Each of the entries should be retyped precisely as it appears.
★ ★ ★
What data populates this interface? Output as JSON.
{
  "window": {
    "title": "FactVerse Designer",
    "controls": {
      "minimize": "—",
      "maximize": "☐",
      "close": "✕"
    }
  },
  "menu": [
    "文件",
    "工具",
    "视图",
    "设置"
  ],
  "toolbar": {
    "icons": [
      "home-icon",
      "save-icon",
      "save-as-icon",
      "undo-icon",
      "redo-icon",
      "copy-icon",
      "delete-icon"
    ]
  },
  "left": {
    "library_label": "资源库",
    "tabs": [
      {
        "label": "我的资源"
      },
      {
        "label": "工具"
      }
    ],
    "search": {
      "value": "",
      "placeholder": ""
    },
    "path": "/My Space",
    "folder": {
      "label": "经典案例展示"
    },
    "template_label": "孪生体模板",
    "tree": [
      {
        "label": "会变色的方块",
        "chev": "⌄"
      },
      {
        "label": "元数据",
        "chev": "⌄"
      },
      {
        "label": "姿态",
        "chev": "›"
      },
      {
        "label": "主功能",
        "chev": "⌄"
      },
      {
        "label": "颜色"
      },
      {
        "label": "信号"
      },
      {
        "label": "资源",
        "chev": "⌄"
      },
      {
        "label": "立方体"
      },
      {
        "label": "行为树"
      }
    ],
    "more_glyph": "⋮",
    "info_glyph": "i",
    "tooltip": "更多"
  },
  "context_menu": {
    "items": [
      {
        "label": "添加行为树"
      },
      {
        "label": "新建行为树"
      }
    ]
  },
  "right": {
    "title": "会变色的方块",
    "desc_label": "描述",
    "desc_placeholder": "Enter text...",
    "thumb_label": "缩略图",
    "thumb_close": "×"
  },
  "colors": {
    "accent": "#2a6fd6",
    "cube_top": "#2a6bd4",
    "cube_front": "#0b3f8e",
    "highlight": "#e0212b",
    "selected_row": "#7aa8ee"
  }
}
★ ★ ★
* _THE REPLY_
What data populates this interface? Output as JSON.
{
  "window": {
    "title": "FactVerse Designer",
    "controls": {
      "minimize": "—",
      "maximize": "☐",
      "close": "✕"
    }
  },
  "menu": [
    "文件",
    "工具",
    "视图",
    "设置"
  ],
  "toolbar": {
    "icons": [
      "home-icon",
      "save-icon",
      "save-as-icon",
      "undo-icon",
      "redo-icon",
      "copy-icon",
      "delete-icon"
    ]
  },
  "left": {
    "library_label": "资源库",
    "tabs": [
      {
        "label": "我的资源"
      },
      {
        "label": "工具"
      }
    ],
    "search": {
      "value": "",
      "placeholder": ""
    },
    "path": "/My Space",
    "folder": {
      "label": "经典案例展示"
    },
    "template_label": "孪生体模板",
    "tree": [
      {
        "label": "会变色的方块",
        "chev": "⌄"
      },
      {
        "label": "元数据",
        "chev": "⌄"
      },
      {
        "label": "姿态",
        "chev": "›"
      },
      {
        "label": "主功能",
        "chev": "⌄"
      },
      {
        "label": "颜色"
      },
      {
        "label": "信号"
      },
      {
        "label": "资源",
        "chev": "⌄"
      },
      {
        "label": "立方体"
      },
      {
        "label": "行为树"
      }
    ],
    "more_glyph": "⋮",
    "info_glyph": "i",
    "tooltip": "更多"
  },
  "context_menu": {
    "items": [
      {
        "label": "添加行为树"
      },
      {
        "label": "新建行为树"
      }
    ]
  },
  "right": {
    "title": "会变色的方块",
    "desc_label": "描述",
    "desc_placeholder": "Enter text...",
    "thumb_label": "缩略图",
    "thumb_close": "×"
  },
  "colors": {
    "accent": "#2a6fd6",
    "cube_top": "#2a6bd4",
    "cube_front": "#0b3f8e",
    "highlight": "#e0212b",
    "selected_row": "#7aa8ee"
  }
}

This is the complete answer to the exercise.